━━━━━ Data rows

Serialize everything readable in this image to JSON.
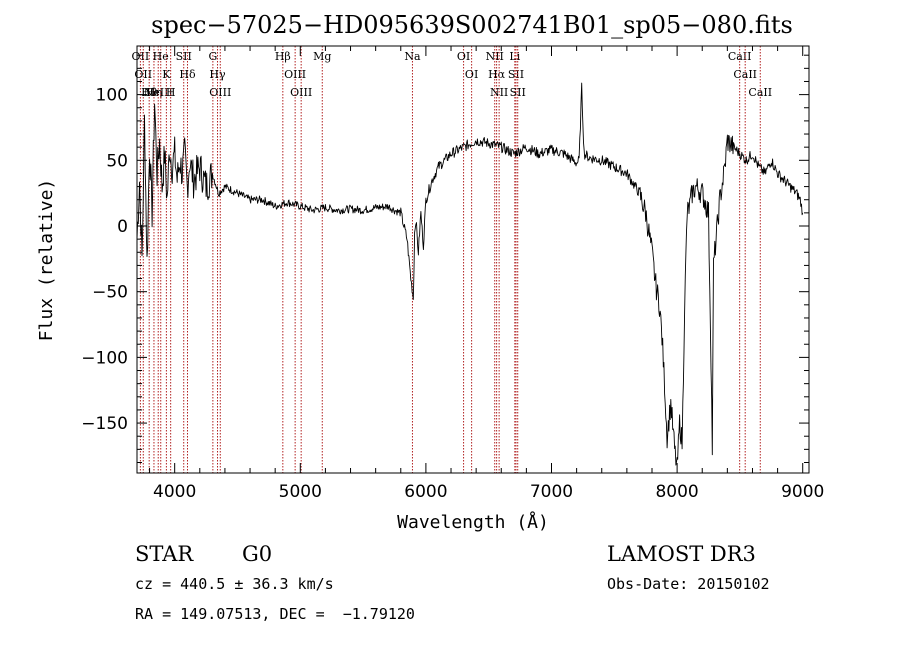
{
  "chart_data": {
    "type": "line",
    "title": "spec−57025−HD095639S002741B01_sp05−080.fits",
    "xlabel": "Wavelength (Å)",
    "ylabel": "Flux (relative)",
    "xlim": [
      3700,
      9050
    ],
    "ylim": [
      -188,
      137
    ],
    "x_ticks": [
      4000,
      5000,
      6000,
      7000,
      8000,
      9000
    ],
    "x_tick_labels": [
      "4000",
      "5000",
      "6000",
      "7000",
      "8000",
      "9000"
    ],
    "x_minor_step": 200,
    "y_ticks": [
      100,
      50,
      0,
      -50,
      -100,
      -150
    ],
    "y_tick_labels": [
      "100",
      "50",
      "0",
      "−50",
      "−100",
      "−150"
    ],
    "y_minor_step": 10,
    "grid": false,
    "legend": "none",
    "line_color": "#000000",
    "marker_color": "#b22222",
    "series": [
      {
        "x": [
          3700,
          3720,
          3740,
          3760,
          3780,
          3800,
          3820,
          3840,
          3860,
          3880,
          3900,
          3920,
          3940,
          3960,
          3980,
          4000,
          4020,
          4040,
          4060,
          4080,
          4100,
          4120,
          4150,
          4200,
          4250,
          4300,
          4350,
          4400,
          4500,
          4600,
          4700,
          4800,
          4900,
          5000,
          5100,
          5200,
          5300,
          5400,
          5500,
          5600,
          5700,
          5750,
          5800,
          5850,
          5880,
          5900,
          5910,
          5920,
          5940,
          5960,
          5980,
          6000,
          6050,
          6100,
          6200,
          6300,
          6400,
          6500,
          6600,
          6700,
          6800,
          6900,
          7000,
          7100,
          7200,
          7220,
          7240,
          7260,
          7300,
          7400,
          7500,
          7600,
          7700,
          7750,
          7800,
          7830,
          7860,
          7880,
          7900,
          7920,
          7950,
          7980,
          8000,
          8020,
          8040,
          8060,
          8080,
          8100,
          8120,
          8150,
          8200,
          8250,
          8270,
          8280,
          8290,
          8310,
          8340,
          8380,
          8400,
          8450,
          8500,
          8550,
          8600,
          8650,
          8700,
          8750,
          8800,
          8850,
          8900,
          8950,
          8980,
          9000
        ],
        "y": [
          -10,
          35,
          -25,
          80,
          -28,
          60,
          10,
          95,
          40,
          65,
          30,
          55,
          20,
          60,
          45,
          55,
          35,
          50,
          40,
          55,
          30,
          50,
          35,
          45,
          30,
          40,
          25,
          30,
          25,
          20,
          20,
          15,
          18,
          15,
          12,
          14,
          12,
          13,
          12,
          14,
          15,
          12,
          10,
          -10,
          -40,
          -55,
          -5,
          5,
          -20,
          10,
          -15,
          20,
          35,
          45,
          55,
          60,
          65,
          63,
          60,
          55,
          60,
          55,
          58,
          55,
          48,
          50,
          105,
          55,
          52,
          50,
          45,
          40,
          25,
          10,
          -20,
          -45,
          -60,
          -85,
          -120,
          -160,
          -135,
          -170,
          -185,
          -150,
          -165,
          -60,
          10,
          15,
          25,
          30,
          25,
          10,
          -100,
          -170,
          -30,
          -10,
          20,
          45,
          65,
          60,
          55,
          50,
          55,
          45,
          40,
          50,
          40,
          35,
          30,
          25,
          20,
          10
        ]
      }
    ],
    "lines": [
      {
        "x": 3727,
        "label": "OII"
      },
      {
        "x": 3750,
        "label": "OII"
      },
      {
        "x": 3797,
        "label": "Hθ"
      },
      {
        "x": 3835,
        "label": "Hη"
      },
      {
        "x": 3869,
        "label": "NeIII"
      },
      {
        "x": 3889,
        "label": "He"
      },
      {
        "x": 3934,
        "label": "K"
      },
      {
        "x": 3968,
        "label": "H"
      },
      {
        "x": 4072,
        "label": "SII"
      },
      {
        "x": 4102,
        "label": "Hδ"
      },
      {
        "x": 4304,
        "label": "G"
      },
      {
        "x": 4341,
        "label": "Hγ"
      },
      {
        "x": 4363,
        "label": "OIII"
      },
      {
        "x": 4861,
        "label": "Hβ"
      },
      {
        "x": 4959,
        "label": "OIII"
      },
      {
        "x": 5007,
        "label": "OIII"
      },
      {
        "x": 5175,
        "label": "Mg"
      },
      {
        "x": 5893,
        "label": "Na"
      },
      {
        "x": 6300,
        "label": "OI"
      },
      {
        "x": 6364,
        "label": "OI"
      },
      {
        "x": 6548,
        "label": "NII"
      },
      {
        "x": 6563,
        "label": "Hα"
      },
      {
        "x": 6583,
        "label": "NII"
      },
      {
        "x": 6708,
        "label": "Li"
      },
      {
        "x": 6717,
        "label": "SII"
      },
      {
        "x": 6731,
        "label": "SII"
      },
      {
        "x": 8498,
        "label": "CaII"
      },
      {
        "x": 8542,
        "label": "CaII"
      },
      {
        "x": 8662,
        "label": "CaII"
      }
    ]
  },
  "info": {
    "object_class": "STAR",
    "subclass": "G0",
    "survey": "LAMOST DR3",
    "redshift": "cz = 440.5 ± 36.3 km/s",
    "obs_date": "Obs-Date: 20150102",
    "coords": "RA = 149.07513, DEC =  −1.79120"
  }
}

━━━━━━━━━━

» **What is expected**
Omit the pictures, then quote the rest of the material above exactly.

» **Exercise solution**
Serialize everything readable in this image to JSON.
{
  "chart_data": {
    "type": "line",
    "title": "spec−57025−HD095639S002741B01_sp05−080.fits",
    "xlabel": "Wavelength (Å)",
    "ylabel": "Flux (relative)",
    "xlim": [
      3700,
      9050
    ],
    "ylim": [
      -188,
      137
    ],
    "x_ticks": [
      4000,
      5000,
      6000,
      7000,
      8000,
      9000
    ],
    "x_tick_labels": [
      "4000",
      "5000",
      "6000",
      "7000",
      "8000",
      "9000"
    ],
    "x_minor_step": 200,
    "y_ticks": [
      100,
      50,
      0,
      -50,
      -100,
      -150
    ],
    "y_tick_labels": [
      "100",
      "50",
      "0",
      "−50",
      "−100",
      "−150"
    ],
    "y_minor_step": 10,
    "grid": false,
    "legend": "none",
    "line_color": "#000000",
    "marker_color": "#b22222",
    "series": [
      {
        "x": [
          3700,
          3720,
          3740,
          3760,
          3780,
          3800,
          3820,
          3840,
          3860,
          3880,
          3900,
          3920,
          3940,
          3960,
          3980,
          4000,
          4020,
          4040,
          4060,
          4080,
          4100,
          4120,
          4150,
          4200,
          4250,
          4300,
          4350,
          4400,
          4500,
          4600,
          4700,
          4800,
          4900,
          5000,
          5100,
          5200,
          5300,
          5400,
          5500,
          5600,
          5700,
          5750,
          5800,
          5850,
          5880,
          5900,
          5910,
          5920,
          5940,
          5960,
          5980,
          6000,
          6050,
          6100,
          6200,
          6300,
          6400,
          6500,
          6600,
          6700,
          6800,
          6900,
          7000,
          7100,
          7200,
          7220,
          7240,
          7260,
          7300,
          7400,
          7500,
          7600,
          7700,
          7750,
          7800,
          7830,
          7860,
          7880,
          7900,
          7920,
          7950,
          7980,
          8000,
          8020,
          8040,
          8060,
          8080,
          8100,
          8120,
          8150,
          8200,
          8250,
          8270,
          8280,
          8290,
          8310,
          8340,
          8380,
          8400,
          8450,
          8500,
          8550,
          8600,
          8650,
          8700,
          8750,
          8800,
          8850,
          8900,
          8950,
          8980,
          9000
        ],
        "y": [
          -10,
          35,
          -25,
          80,
          -28,
          60,
          10,
          95,
          40,
          65,
          30,
          55,
          20,
          60,
          45,
          55,
          35,
          50,
          40,
          55,
          30,
          50,
          35,
          45,
          30,
          40,
          25,
          30,
          25,
          20,
          20,
          15,
          18,
          15,
          12,
          14,
          12,
          13,
          12,
          14,
          15,
          12,
          10,
          -10,
          -40,
          -55,
          -5,
          5,
          -20,
          10,
          -15,
          20,
          35,
          45,
          55,
          60,
          65,
          63,
          60,
          55,
          60,
          55,
          58,
          55,
          48,
          50,
          105,
          55,
          52,
          50,
          45,
          40,
          25,
          10,
          -20,
          -45,
          -60,
          -85,
          -120,
          -160,
          -135,
          -170,
          -185,
          -150,
          -165,
          -60,
          10,
          15,
          25,
          30,
          25,
          10,
          -100,
          -170,
          -30,
          -10,
          20,
          45,
          65,
          60,
          55,
          50,
          55,
          45,
          40,
          50,
          40,
          35,
          30,
          25,
          20,
          10
        ]
      }
    ],
    "lines": [
      {
        "x": 3727,
        "label": "OII"
      },
      {
        "x": 3750,
        "label": "OII"
      },
      {
        "x": 3797,
        "label": "Hθ"
      },
      {
        "x": 3835,
        "label": "Hη"
      },
      {
        "x": 3869,
        "label": "NeIII"
      },
      {
        "x": 3889,
        "label": "He"
      },
      {
        "x": 3934,
        "label": "K"
      },
      {
        "x": 3968,
        "label": "H"
      },
      {
        "x": 4072,
        "label": "SII"
      },
      {
        "x": 4102,
        "label": "Hδ"
      },
      {
        "x": 4304,
        "label": "G"
      },
      {
        "x": 4341,
        "label": "Hγ"
      },
      {
        "x": 4363,
        "label": "OIII"
      },
      {
        "x": 4861,
        "label": "Hβ"
      },
      {
        "x": 4959,
        "label": "OIII"
      },
      {
        "x": 5007,
        "label": "OIII"
      },
      {
        "x": 5175,
        "label": "Mg"
      },
      {
        "x": 5893,
        "label": "Na"
      },
      {
        "x": 6300,
        "label": "OI"
      },
      {
        "x": 6364,
        "label": "OI"
      },
      {
        "x": 6548,
        "label": "NII"
      },
      {
        "x": 6563,
        "label": "Hα"
      },
      {
        "x": 6583,
        "label": "NII"
      },
      {
        "x": 6708,
        "label": "Li"
      },
      {
        "x": 6717,
        "label": "SII"
      },
      {
        "x": 6731,
        "label": "SII"
      },
      {
        "x": 8498,
        "label": "CaII"
      },
      {
        "x": 8542,
        "label": "CaII"
      },
      {
        "x": 8662,
        "label": "CaII"
      }
    ]
  },
  "info": {
    "object_class": "STAR",
    "subclass": "G0",
    "survey": "LAMOST DR3",
    "redshift": "cz = 440.5 ± 36.3 km/s",
    "obs_date": "Obs-Date: 20150102",
    "coords": "RA = 149.07513, DEC =  −1.79120"
  }
}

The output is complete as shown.